Data excerpts
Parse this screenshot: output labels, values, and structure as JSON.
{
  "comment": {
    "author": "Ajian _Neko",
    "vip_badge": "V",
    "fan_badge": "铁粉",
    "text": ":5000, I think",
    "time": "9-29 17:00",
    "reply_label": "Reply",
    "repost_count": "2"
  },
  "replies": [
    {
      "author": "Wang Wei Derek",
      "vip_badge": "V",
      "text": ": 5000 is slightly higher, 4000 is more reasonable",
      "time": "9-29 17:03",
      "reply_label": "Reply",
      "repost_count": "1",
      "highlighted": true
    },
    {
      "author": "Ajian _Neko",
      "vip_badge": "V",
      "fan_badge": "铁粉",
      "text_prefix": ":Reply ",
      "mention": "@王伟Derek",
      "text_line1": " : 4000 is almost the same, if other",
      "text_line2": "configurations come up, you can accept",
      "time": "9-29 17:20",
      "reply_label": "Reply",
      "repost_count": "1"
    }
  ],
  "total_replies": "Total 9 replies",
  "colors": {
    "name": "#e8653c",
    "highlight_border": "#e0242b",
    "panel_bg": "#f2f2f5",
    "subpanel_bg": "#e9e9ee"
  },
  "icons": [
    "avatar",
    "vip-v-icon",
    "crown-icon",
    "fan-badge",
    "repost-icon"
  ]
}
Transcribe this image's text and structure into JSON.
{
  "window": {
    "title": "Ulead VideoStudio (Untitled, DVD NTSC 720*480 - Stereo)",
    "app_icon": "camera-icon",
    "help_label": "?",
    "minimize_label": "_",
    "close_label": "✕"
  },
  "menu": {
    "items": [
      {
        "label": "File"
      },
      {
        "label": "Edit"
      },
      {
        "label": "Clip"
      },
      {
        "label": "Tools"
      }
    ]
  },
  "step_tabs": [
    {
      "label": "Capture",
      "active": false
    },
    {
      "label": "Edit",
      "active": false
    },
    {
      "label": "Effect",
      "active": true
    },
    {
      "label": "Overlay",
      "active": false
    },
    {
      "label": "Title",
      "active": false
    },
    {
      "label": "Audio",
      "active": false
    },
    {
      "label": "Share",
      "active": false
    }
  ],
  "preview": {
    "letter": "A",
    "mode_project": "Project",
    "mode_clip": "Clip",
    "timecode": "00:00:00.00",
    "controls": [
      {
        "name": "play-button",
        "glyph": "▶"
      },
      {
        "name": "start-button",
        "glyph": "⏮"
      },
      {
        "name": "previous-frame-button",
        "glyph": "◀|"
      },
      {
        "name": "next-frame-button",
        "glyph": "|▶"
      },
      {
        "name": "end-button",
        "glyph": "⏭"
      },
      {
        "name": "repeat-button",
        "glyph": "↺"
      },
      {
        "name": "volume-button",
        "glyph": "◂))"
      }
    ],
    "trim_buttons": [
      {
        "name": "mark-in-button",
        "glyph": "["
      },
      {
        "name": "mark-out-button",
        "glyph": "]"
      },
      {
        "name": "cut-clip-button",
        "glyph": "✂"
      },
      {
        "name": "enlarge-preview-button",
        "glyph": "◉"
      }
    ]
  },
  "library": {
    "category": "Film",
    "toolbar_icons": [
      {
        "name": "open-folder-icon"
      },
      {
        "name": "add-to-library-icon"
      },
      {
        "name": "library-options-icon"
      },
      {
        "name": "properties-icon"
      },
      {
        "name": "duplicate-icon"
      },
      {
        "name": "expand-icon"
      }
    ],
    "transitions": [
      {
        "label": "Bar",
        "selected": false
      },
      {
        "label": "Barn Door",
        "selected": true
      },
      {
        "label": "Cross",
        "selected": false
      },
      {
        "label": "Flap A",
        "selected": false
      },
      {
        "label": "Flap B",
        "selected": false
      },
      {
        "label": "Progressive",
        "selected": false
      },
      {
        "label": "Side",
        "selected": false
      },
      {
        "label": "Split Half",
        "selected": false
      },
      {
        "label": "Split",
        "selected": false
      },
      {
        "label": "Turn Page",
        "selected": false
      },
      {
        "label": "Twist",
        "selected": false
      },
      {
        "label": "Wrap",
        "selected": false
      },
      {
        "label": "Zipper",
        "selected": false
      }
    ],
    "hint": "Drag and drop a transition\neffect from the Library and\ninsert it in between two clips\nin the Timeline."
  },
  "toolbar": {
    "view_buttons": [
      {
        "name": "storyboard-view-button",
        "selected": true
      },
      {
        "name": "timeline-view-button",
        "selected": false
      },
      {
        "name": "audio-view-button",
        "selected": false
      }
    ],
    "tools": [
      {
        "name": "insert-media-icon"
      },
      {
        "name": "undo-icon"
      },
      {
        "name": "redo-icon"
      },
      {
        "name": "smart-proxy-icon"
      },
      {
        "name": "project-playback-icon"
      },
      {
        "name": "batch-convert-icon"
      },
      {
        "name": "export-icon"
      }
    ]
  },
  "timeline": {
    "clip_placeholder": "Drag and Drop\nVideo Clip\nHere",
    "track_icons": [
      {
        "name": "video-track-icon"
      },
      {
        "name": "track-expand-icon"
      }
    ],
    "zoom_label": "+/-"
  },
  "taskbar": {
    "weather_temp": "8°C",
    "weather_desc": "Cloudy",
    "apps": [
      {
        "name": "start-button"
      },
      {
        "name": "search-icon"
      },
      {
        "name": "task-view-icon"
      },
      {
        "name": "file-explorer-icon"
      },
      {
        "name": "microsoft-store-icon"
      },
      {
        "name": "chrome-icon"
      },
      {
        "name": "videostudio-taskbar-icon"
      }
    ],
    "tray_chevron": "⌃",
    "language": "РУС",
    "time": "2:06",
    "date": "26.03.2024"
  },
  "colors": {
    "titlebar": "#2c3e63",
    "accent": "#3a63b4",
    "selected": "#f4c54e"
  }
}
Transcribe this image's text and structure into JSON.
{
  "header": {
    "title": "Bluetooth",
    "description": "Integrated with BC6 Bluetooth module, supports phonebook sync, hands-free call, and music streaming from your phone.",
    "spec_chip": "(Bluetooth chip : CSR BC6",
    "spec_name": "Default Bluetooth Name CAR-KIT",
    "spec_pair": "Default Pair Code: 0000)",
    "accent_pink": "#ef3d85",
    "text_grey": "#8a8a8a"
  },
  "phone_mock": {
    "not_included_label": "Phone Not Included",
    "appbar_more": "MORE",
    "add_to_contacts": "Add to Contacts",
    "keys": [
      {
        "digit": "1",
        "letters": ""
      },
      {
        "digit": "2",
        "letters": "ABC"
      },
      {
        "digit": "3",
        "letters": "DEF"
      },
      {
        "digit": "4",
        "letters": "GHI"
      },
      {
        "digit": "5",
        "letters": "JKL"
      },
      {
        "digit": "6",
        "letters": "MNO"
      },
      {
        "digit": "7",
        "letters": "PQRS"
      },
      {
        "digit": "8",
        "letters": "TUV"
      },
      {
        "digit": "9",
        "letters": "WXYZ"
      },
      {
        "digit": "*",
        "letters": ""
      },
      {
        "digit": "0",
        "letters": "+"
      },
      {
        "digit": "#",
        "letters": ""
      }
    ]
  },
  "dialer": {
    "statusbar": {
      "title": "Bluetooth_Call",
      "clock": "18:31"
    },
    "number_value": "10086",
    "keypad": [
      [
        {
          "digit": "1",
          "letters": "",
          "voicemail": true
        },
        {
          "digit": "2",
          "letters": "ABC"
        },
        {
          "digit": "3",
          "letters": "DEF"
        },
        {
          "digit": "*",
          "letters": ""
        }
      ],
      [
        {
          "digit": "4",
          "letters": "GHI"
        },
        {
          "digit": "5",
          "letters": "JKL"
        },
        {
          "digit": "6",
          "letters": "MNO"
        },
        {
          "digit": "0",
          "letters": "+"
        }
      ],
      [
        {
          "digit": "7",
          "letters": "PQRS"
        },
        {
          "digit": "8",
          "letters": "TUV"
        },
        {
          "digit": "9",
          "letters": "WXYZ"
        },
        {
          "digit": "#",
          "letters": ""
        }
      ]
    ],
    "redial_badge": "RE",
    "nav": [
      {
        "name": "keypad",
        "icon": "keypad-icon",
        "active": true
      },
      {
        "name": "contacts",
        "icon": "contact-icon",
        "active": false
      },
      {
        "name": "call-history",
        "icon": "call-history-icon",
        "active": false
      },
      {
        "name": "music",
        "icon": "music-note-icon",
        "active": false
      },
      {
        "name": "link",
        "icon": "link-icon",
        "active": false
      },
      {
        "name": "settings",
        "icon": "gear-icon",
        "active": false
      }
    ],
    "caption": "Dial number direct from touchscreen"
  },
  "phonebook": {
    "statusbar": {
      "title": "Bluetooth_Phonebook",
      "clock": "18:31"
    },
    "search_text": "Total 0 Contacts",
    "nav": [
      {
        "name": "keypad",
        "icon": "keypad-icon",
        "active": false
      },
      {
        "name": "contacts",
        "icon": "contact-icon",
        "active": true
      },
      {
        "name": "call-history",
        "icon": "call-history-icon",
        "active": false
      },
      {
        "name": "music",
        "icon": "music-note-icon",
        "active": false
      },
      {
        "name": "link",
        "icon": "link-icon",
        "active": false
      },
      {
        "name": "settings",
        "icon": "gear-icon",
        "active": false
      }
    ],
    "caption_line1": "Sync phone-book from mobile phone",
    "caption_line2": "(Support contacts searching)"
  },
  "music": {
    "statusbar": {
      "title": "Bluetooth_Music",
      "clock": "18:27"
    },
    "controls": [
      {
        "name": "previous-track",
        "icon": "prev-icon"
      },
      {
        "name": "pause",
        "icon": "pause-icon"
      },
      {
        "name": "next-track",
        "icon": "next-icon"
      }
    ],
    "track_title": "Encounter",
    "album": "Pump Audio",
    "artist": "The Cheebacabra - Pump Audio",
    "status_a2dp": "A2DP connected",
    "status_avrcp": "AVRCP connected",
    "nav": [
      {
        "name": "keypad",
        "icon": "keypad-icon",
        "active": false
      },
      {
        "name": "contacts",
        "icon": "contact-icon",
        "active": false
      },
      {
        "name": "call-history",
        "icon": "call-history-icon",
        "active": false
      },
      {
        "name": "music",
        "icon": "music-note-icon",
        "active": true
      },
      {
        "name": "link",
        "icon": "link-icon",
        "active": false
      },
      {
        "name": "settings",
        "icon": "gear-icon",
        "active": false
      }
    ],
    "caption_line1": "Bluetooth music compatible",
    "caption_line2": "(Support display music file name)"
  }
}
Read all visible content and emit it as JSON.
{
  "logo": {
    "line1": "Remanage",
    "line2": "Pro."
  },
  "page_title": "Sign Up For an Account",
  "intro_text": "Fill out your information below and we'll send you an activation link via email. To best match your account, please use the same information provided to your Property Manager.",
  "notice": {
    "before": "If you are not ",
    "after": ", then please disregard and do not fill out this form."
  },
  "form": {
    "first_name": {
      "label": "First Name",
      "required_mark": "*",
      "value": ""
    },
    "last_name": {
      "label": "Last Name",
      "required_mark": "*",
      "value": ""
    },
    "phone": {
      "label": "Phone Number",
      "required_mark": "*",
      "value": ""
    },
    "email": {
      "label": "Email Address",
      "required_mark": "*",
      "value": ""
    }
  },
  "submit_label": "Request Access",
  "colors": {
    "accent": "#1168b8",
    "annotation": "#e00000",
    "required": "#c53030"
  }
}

- Objective -
Locate the lines above that hold the word "Ajian". Show every one of them.

- Answer to the task -
    "author": "Ajian _Neko",
      "author": "Ajian _Neko",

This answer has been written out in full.